** START OF SOURCE EXCERPT **
Amendment 93, in the name of Andy Wightman, is grouped with amendments 14, 302, 94, 303, 95 to 97, 304 and 256. I point out the following pre-emptions—pay attention.

Amendment 93 will pre-empt amendment 56 in the group “Directions etc: form and publication”. Amendment 14 will pre-empt amendment 252 in the group “Simplified development zones: renaming”. Amendment 303 will pre-empt amendment 293 in the group “Simplified development zones: land which may or may not be included” and amendment 253 in the group “Simplified development zones: renaming”. Amendment 95 will pre-empt amendment 57 in the group “Directions etc: form and publication”. Amendment 96 will pre-empt amendments 254 and 255 in the group “Simplified development zones: renaming”. Amendment 304 will pre-empt amendment 256 in this group.

I ask Andy Wightman to make some sense of that and to move amendment 93 and speak to all the amendments in the group.

Andy Wightman

Thank you, convener. I suspect that we will need to make sense of some of that at a later stage.

The amendments in my name in the group are designed to limit the power to initiate the designation of masterplan consent areas to planning authorities alone, and to remove the various powers of ministers to direct planning authorities otherwise. In other words, masterplan consent areas are not to be considered as an alternative form of statutory planning application procedure that are open to anybody to pursue, including my sister in Switzerland, who featured in stage 1 debates.

In our stage 1 report, we recommended that proposals for masterplan consent areas should form part of a local development plan and that only planning authorities should have the statutory right to introduce proposals for a scheme. That recommendation was never intended to prevent any party, including my sister in Switzerland, from requesting, suggesting or advocating that there should be masterplan consent areas—it merely removes the statutory right to make such a request.

Amendment 93 would remove the power of Scottish ministers to direct a planning authority to make a scheme.
** END OF SOURCE EXCERPT **
SET EXERCISE A: Reproduce the committee transcript on masterplan consent areas above in full, word for word.
** START OF DATA IN THIS EXERCISE **
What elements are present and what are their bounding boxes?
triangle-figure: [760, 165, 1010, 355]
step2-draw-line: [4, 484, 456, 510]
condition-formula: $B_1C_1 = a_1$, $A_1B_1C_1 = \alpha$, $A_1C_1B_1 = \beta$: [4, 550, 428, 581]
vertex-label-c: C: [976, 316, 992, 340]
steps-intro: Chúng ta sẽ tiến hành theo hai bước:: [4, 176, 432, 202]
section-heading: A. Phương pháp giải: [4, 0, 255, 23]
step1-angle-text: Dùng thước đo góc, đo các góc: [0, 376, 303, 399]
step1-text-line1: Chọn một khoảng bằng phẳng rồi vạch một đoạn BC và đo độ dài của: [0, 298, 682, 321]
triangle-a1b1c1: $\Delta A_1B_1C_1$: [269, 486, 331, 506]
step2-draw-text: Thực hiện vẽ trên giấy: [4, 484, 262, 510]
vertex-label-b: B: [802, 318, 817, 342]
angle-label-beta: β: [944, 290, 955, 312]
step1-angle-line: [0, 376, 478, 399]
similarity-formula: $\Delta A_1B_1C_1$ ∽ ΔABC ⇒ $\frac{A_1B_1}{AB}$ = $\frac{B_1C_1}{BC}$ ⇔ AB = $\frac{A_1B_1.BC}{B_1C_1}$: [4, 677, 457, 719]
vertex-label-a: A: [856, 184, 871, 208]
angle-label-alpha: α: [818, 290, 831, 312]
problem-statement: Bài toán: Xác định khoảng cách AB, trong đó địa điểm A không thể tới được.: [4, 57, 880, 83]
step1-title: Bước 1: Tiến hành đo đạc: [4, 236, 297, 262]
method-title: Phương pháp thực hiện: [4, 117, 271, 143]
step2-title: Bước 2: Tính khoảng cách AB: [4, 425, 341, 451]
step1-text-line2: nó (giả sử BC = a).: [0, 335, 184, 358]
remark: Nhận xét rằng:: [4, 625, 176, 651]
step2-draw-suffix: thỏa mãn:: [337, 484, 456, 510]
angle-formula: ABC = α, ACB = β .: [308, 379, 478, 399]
** END OF DATA IN THIS EXERCISE **
SET EXERCISE B: Convert the records above, from their first line through the line containing "step2-draw-text: Thực hiện", inclusive, into a Markdown table with two columns, Row and Line. Give each row its number and leave out blank lines.

EXPECTED OUTPUT A:
Amendment 93, in the name of Andy Wightman, is grouped with amendments 14, 302, 94, 303, 95 to 97, 304 and 256. I point out the following pre-emptions—pay attention.

Amendment 93 will pre-empt amendment 56 in the group “Directions etc: form and publication”. Amendment 14 will pre-empt amendment 252 in the group “Simplified development zones: renaming”. Amendment 303 will pre-empt amendment 293 in the group “Simplified development zones: land which may or may not be included” and amendment 253 in the group “Simplified development zones: renaming”. Amendment 95 will pre-empt amendment 57 in the group “Directions etc: form and publication”. Amendment 96 will pre-empt amendments 254 and 255 in the group “Simplified development zones: renaming”. Amendment 304 will pre-empt amendment 256 in this group.

I ask Andy Wightman to make some sense of that and to move amendment 93 and speak to all the amendments in the group.

Andy Wightman

Thank you, convener. I suspect that we will need to make sense of some of that at a later stage.

The amendments in my name in the group are designed to limit the power to initiate the designation of masterplan consent areas to planning authorities alone, and to remove the various powers of ministers to direct planning authorities otherwise. In other words, masterplan consent areas are not to be considered as an alternative form of statutory planning application procedure that are open to anybody to pursue, including my sister in Switzerland, who featured in stage 1 debates.

In our stage 1 report, we recommended that proposals for masterplan consent areas should form part of a local development plan and that only planning authorities should have the statutory right to introduce proposals for a scheme. That recommendation was never intended to prevent any party, including my sister in Switzerland, from requesting, suggesting or advocating that there should be masterplan consent areas—it merely removes the statutory right to make such a request.

Amendment 93 would remove the power of Scottish ministers to direct a planning authority to make a scheme.

EXPECTED OUTPUT B:
| Row | Line |
|---|---|
| 1 | What elements are present and what are their bounding boxes? |
| 2 | triangle-figure: [760, 165, 1010, 355] |
| 3 | step2-draw-line: [4, 484, 456, 510] |
| 4 | condition-formula: $B_1C_1 = a_1$, $A_1B_1C_1 = \alpha$, $A_1C_1B_1 = \beta$: [4, 550, 428, 581] |
| 5 | vertex-label-c: C: [976, 316, 992, 340] |
| 6 | steps-intro: Chúng ta sẽ tiến hành theo hai bước:: [4, 176, 432, 202] |
| 7 | section-heading: A. Phương pháp giải: [4, 0, 255, 23] |
| 8 | step1-angle-text: Dùng thước đo góc, đo các góc: [0, 376, 303, 399] |
| 9 | step1-text-line1: Chọn một khoảng bằng phẳng rồi vạch một đoạn BC và đo độ dài của: [0, 298, 682, 321] |
| 10 | triangle-a1b1c1: $\Delta A_1B_1C_1$: [269, 486, 331, 506] |
| 11 | step2-draw-text: Thực hiện vẽ trên giấy: [4, 484, 262, 510] |